ÉNONCÉ => Poursuivez la critique du film Pusher II en reprenant juste après sa dernière phrase.

EXTRAIT DU DOCUMENT =>
Pusher était une claque, ce qu’on appelle un "film coup-de-poing", Pusher II est un coup de massue. Après celui de Frank, dont il n’est plus question ici, Winding Refn dresse le portrait de son veule et déloyal associé Tonny. Fraîchement sorti de prison, ce dernier tente de regagner la confiance de son père, le "Duc", roitelet d’un trafic de véhicules et stupéfiants, en ramenant à l’inhospitalier QG une voiture de luxe volée sur coup de tête. Les bonnes intentions n’y font rien, Frank ne se reconnaît plus chez les siens qui lui font payer ses erreurs tactiques.

LIGNES =>
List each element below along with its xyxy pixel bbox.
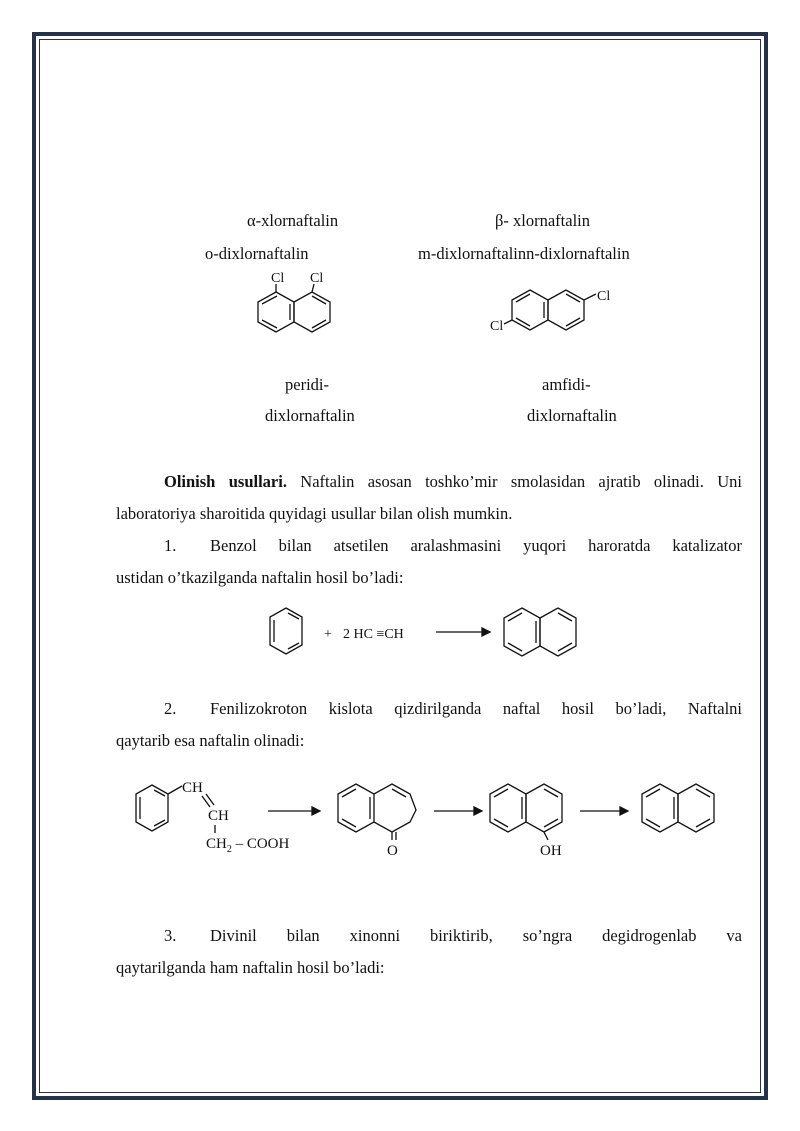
section-intro-text: Naftalin asosan toshko’mir smolasidan ajratib olinadi. Uni laboratoriya sharoitida quyidagi usullar bilan olish mumkin.	[116, 472, 742, 523]
reaction-2-hydroxyl: OH	[540, 843, 562, 859]
peri-cl-2: Cl	[310, 271, 324, 286]
reaction-1-plus: +	[324, 627, 332, 642]
amfi-label-line2: dixlornaftalin	[527, 406, 617, 425]
method-3-line1: Divinil bilan xinonni biriktirib, so’ngra degidrogenlab va	[210, 926, 742, 945]
beta-chloronaphthalene-label: β- xlornaftalin	[495, 211, 590, 230]
method-3	[116, 920, 742, 984]
peri-label-line1: peridi-	[285, 375, 329, 394]
peri-cl-1: Cl	[271, 271, 285, 286]
method-1-line2: ustidan o’tkazilganda naftalin hosil bo’ladi:	[116, 568, 404, 587]
method-3-number: 3.	[164, 926, 177, 945]
naphthalene-product-left-ring	[504, 608, 540, 656]
amphi-dichloronaphthalene-structure	[490, 280, 630, 340]
peri-dichloronaphthalene-structure	[250, 268, 350, 338]
method-2	[116, 693, 742, 757]
method-2-line2: qaytarib esa naftalin olinadi:	[116, 731, 305, 750]
amphi-cl-right: Cl	[597, 289, 611, 304]
ortho-dichloronaphthalene-label: o-dixlornaftalin	[205, 244, 309, 263]
amfi-label-line1: amfidi-	[542, 375, 591, 394]
reaction-1-scheme	[260, 600, 600, 670]
method-1-number: 1.	[164, 536, 177, 555]
alpha-chloronaphthalene-label: α-xlornaftalin	[247, 211, 339, 230]
peri-label-line2: dixlornaftalin	[265, 406, 355, 425]
meta-para-dichloronaphthalene-label: m-dixlornaftalinn-dixlornaftalin	[418, 244, 630, 263]
reaction-2-ch-1: CH	[182, 780, 203, 796]
method-1	[116, 530, 742, 594]
reaction-2-ch-2: CH	[208, 808, 229, 824]
method-2-line1: Fenilizokroton kislota qizdirilganda naftal hosil bo’ladi, Naftalni	[210, 699, 742, 718]
section-heading: Olinish usullari.	[164, 472, 287, 491]
preparation-intro-paragraph	[116, 466, 742, 530]
reaction-2-oxygen: O	[387, 843, 398, 859]
method-2-number: 2.	[164, 699, 177, 718]
benzene-ring	[270, 608, 302, 654]
reaction-2-scheme	[130, 770, 730, 865]
method-3-line2: qaytarilganda ham naftalin hosil bo’ladi:	[116, 958, 385, 977]
reaction-2-ch2-cooh: $CH_2$ – COOH	[206, 836, 290, 855]
amphi-cl-left: Cl	[490, 319, 504, 334]
reaction-1-acetylene: 2 HC ≡CH	[343, 627, 404, 642]
method-1-line1: Benzol bilan atsetilen aralashmasini yuqori haroratda katalizator	[210, 536, 742, 555]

RÉSULTAT =>
C’est la tragédie, rudimentaire a-priori, d’un "kéké" des bas-fonds, abandonné par son entourage et écrasé par son environnement. Il est vide, mais ne peut se résoudre à se fondre dans cet univers qu’il ne comprend que trop et paradoxalement lui apparaît toujours plus lointain. Aspirant dans le fond à s’en désengager, il ne se résout pas à couper le cordon, mais ses contributions ne sont qu’amabilités.

Toujours plus seul au milieu des rats de Copenhague, il est terrassé par les ordures : trop de questions, trop d’humanité débordent encore de chez lui, si bien que même parmi les rebuts, il ne trouve plus sa place. Le mélo sordide sublime la peinture d’un milieu ou la règle est de tout détruire puis reconstruire, inlassablement, avec une assurance fébrile. Pusher II est l’histoire d’un automate déconnecté s’éjectant de la spirale qui l’a engendrée.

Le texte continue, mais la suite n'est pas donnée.